→ **WHAT NEEDS TO BE DONE**
Copy every record below exactly as written, but leave out the pictures.

====== MATERIAL SUPPLIED ======

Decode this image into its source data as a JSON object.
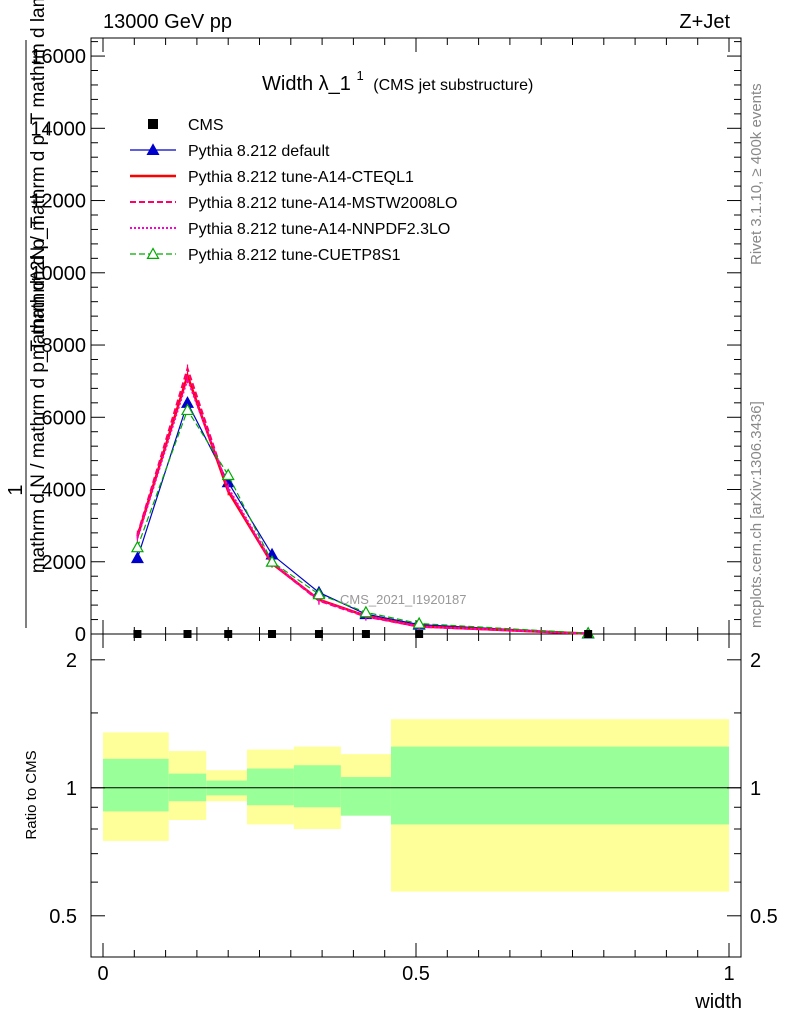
{
  "header": {
    "left": "13000 GeV pp",
    "right": "Z+Jet"
  },
  "side_labels": {
    "rivet": "Rivet 3.1.10, ≥ 400k events",
    "mcplots": "mcplots.cern.ch [arXiv:1306.3436]"
  },
  "chart_data": [
    {
      "type": "line",
      "title_main": "Width λ_1",
      "title_sup": "1",
      "title_tail": "(CMS jet substructure)",
      "watermark": "CMS_2021_I1920187",
      "ylabel_numerator": "1",
      "ylabel_denominator": "mathrm d N / mathrm d p_T mathrm d p_T",
      "ylabel_side": "mathrm d^2N / mathrm d p_T mathrm d lambda",
      "xlim": [
        0,
        1
      ],
      "ylim": [
        0,
        16500
      ],
      "ytick_labels": [
        "0",
        "2000",
        "4000",
        "6000",
        "8000",
        "10000",
        "12000",
        "14000",
        "16000"
      ],
      "series": [
        {
          "name": "CMS",
          "color": "#000000",
          "style": "data",
          "x": [
            0.055,
            0.135,
            0.2,
            0.27,
            0.345,
            0.42,
            0.505,
            0.775
          ],
          "y": [
            0,
            0,
            0,
            0,
            0,
            0,
            0,
            0
          ]
        },
        {
          "name": "Pythia 8.212 default",
          "color": "#0000cc",
          "style": "solid-tri",
          "x": [
            0.055,
            0.135,
            0.2,
            0.27,
            0.345,
            0.42,
            0.505,
            0.775
          ],
          "y": [
            2100,
            6400,
            4200,
            2200,
            1150,
            550,
            260,
            15
          ]
        },
        {
          "name": "Pythia 8.212 tune-A14-CTEQL1",
          "color": "#ff0000",
          "style": "solid-thick",
          "x": [
            0.055,
            0.135,
            0.2,
            0.27,
            0.345,
            0.42,
            0.505,
            0.775
          ],
          "y": [
            2700,
            7150,
            3950,
            1950,
            950,
            500,
            210,
            10
          ]
        },
        {
          "name": "Pythia 8.212 tune-A14-MSTW2008LO",
          "color": "#ff0066",
          "style": "dashed",
          "x": [
            0.055,
            0.135,
            0.2,
            0.27,
            0.345,
            0.42,
            0.505,
            0.775
          ],
          "y": [
            2750,
            7350,
            4000,
            1950,
            920,
            480,
            200,
            10
          ]
        },
        {
          "name": "Pythia 8.212 tune-A14-NNPDF2.3LO",
          "color": "#ff00cc",
          "style": "dotted",
          "x": [
            0.055,
            0.135,
            0.2,
            0.27,
            0.345,
            0.42,
            0.505,
            0.775
          ],
          "y": [
            2650,
            7050,
            4050,
            1980,
            940,
            490,
            205,
            10
          ]
        },
        {
          "name": "Pythia 8.212 tune-CUETP8S1",
          "color": "#00aa00",
          "style": "dashed-tri",
          "x": [
            0.055,
            0.135,
            0.2,
            0.27,
            0.345,
            0.42,
            0.505,
            0.775
          ],
          "y": [
            2400,
            6200,
            4400,
            2000,
            1100,
            600,
            290,
            20
          ]
        }
      ]
    },
    {
      "type": "area",
      "ylabel": "Ratio to CMS",
      "xlabel": "width",
      "xlim": [
        0,
        1
      ],
      "ylim": [
        0.4,
        2.3
      ],
      "xtick_labels": [
        "0",
        "0.5",
        "1"
      ],
      "ytick_labels": [
        "0.5",
        "1",
        "2"
      ],
      "reference_line": 1,
      "bins": [
        {
          "lo": 0.0,
          "hi": 0.105,
          "in_lo": 0.88,
          "in_hi": 1.17,
          "out_lo": 0.75,
          "out_hi": 1.35
        },
        {
          "lo": 0.105,
          "hi": 0.165,
          "in_lo": 0.93,
          "in_hi": 1.08,
          "out_lo": 0.84,
          "out_hi": 1.22
        },
        {
          "lo": 0.165,
          "hi": 0.23,
          "in_lo": 0.96,
          "in_hi": 1.04,
          "out_lo": 0.93,
          "out_hi": 1.1
        },
        {
          "lo": 0.23,
          "hi": 0.305,
          "in_lo": 0.91,
          "in_hi": 1.11,
          "out_lo": 0.82,
          "out_hi": 1.23
        },
        {
          "lo": 0.305,
          "hi": 0.38,
          "in_lo": 0.9,
          "in_hi": 1.13,
          "out_lo": 0.8,
          "out_hi": 1.25
        },
        {
          "lo": 0.38,
          "hi": 0.46,
          "in_lo": 0.86,
          "in_hi": 1.06,
          "out_lo": 0.86,
          "out_hi": 1.2
        },
        {
          "lo": 0.46,
          "hi": 1.0,
          "in_lo": 0.82,
          "in_hi": 1.25,
          "out_lo": 0.57,
          "out_hi": 1.45
        }
      ],
      "band_colors": {
        "inner": "#99ff99",
        "outer": "#ffff99"
      }
    }
  ]
}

======

→ **ANSWER TO THIS EXERCISE**
Decode this image into its source data as a JSON object.
{
  "header": {
    "left": "13000 GeV pp",
    "right": "Z+Jet"
  },
  "side_labels": {
    "rivet": "Rivet 3.1.10, ≥ 400k events",
    "mcplots": "mcplots.cern.ch [arXiv:1306.3436]"
  },
  "chart_data": [
    {
      "type": "line",
      "title_main": "Width λ_1",
      "title_sup": "1",
      "title_tail": "(CMS jet substructure)",
      "watermark": "CMS_2021_I1920187",
      "ylabel_numerator": "1",
      "ylabel_denominator": "mathrm d N / mathrm d p_T mathrm d p_T",
      "ylabel_side": "mathrm d^2N / mathrm d p_T mathrm d lambda",
      "xlim": [
        0,
        1
      ],
      "ylim": [
        0,
        16500
      ],
      "ytick_labels": [
        "0",
        "2000",
        "4000",
        "6000",
        "8000",
        "10000",
        "12000",
        "14000",
        "16000"
      ],
      "series": [
        {
          "name": "CMS",
          "color": "#000000",
          "style": "data",
          "x": [
            0.055,
            0.135,
            0.2,
            0.27,
            0.345,
            0.42,
            0.505,
            0.775
          ],
          "y": [
            0,
            0,
            0,
            0,
            0,
            0,
            0,
            0
          ]
        },
        {
          "name": "Pythia 8.212 default",
          "color": "#0000cc",
          "style": "solid-tri",
          "x": [
            0.055,
            0.135,
            0.2,
            0.27,
            0.345,
            0.42,
            0.505,
            0.775
          ],
          "y": [
            2100,
            6400,
            4200,
            2200,
            1150,
            550,
            260,
            15
          ]
        },
        {
          "name": "Pythia 8.212 tune-A14-CTEQL1",
          "color": "#ff0000",
          "style": "solid-thick",
          "x": [
            0.055,
            0.135,
            0.2,
            0.27,
            0.345,
            0.42,
            0.505,
            0.775
          ],
          "y": [
            2700,
            7150,
            3950,
            1950,
            950,
            500,
            210,
            10
          ]
        },
        {
          "name": "Pythia 8.212 tune-A14-MSTW2008LO",
          "color": "#ff0066",
          "style": "dashed",
          "x": [
            0.055,
            0.135,
            0.2,
            0.27,
            0.345,
            0.42,
            0.505,
            0.775
          ],
          "y": [
            2750,
            7350,
            4000,
            1950,
            920,
            480,
            200,
            10
          ]
        },
        {
          "name": "Pythia 8.212 tune-A14-NNPDF2.3LO",
          "color": "#ff00cc",
          "style": "dotted",
          "x": [
            0.055,
            0.135,
            0.2,
            0.27,
            0.345,
            0.42,
            0.505,
            0.775
          ],
          "y": [
            2650,
            7050,
            4050,
            1980,
            940,
            490,
            205,
            10
          ]
        },
        {
          "name": "Pythia 8.212 tune-CUETP8S1",
          "color": "#00aa00",
          "style": "dashed-tri",
          "x": [
            0.055,
            0.135,
            0.2,
            0.27,
            0.345,
            0.42,
            0.505,
            0.775
          ],
          "y": [
            2400,
            6200,
            4400,
            2000,
            1100,
            600,
            290,
            20
          ]
        }
      ]
    },
    {
      "type": "area",
      "ylabel": "Ratio to CMS",
      "xlabel": "width",
      "xlim": [
        0,
        1
      ],
      "ylim": [
        0.4,
        2.3
      ],
      "xtick_labels": [
        "0",
        "0.5",
        "1"
      ],
      "ytick_labels": [
        "0.5",
        "1",
        "2"
      ],
      "reference_line": 1,
      "bins": [
        {
          "lo": 0.0,
          "hi": 0.105,
          "in_lo": 0.88,
          "in_hi": 1.17,
          "out_lo": 0.75,
          "out_hi": 1.35
        },
        {
          "lo": 0.105,
          "hi": 0.165,
          "in_lo": 0.93,
          "in_hi": 1.08,
          "out_lo": 0.84,
          "out_hi": 1.22
        },
        {
          "lo": 0.165,
          "hi": 0.23,
          "in_lo": 0.96,
          "in_hi": 1.04,
          "out_lo": 0.93,
          "out_hi": 1.1
        },
        {
          "lo": 0.23,
          "hi": 0.305,
          "in_lo": 0.91,
          "in_hi": 1.11,
          "out_lo": 0.82,
          "out_hi": 1.23
        },
        {
          "lo": 0.305,
          "hi": 0.38,
          "in_lo": 0.9,
          "in_hi": 1.13,
          "out_lo": 0.8,
          "out_hi": 1.25
        },
        {
          "lo": 0.38,
          "hi": 0.46,
          "in_lo": 0.86,
          "in_hi": 1.06,
          "out_lo": 0.86,
          "out_hi": 1.2
        },
        {
          "lo": 0.46,
          "hi": 1.0,
          "in_lo": 0.82,
          "in_hi": 1.25,
          "out_lo": 0.57,
          "out_hi": 1.45
        }
      ],
      "band_colors": {
        "inner": "#99ff99",
        "outer": "#ffff99"
      }
    }
  ]
}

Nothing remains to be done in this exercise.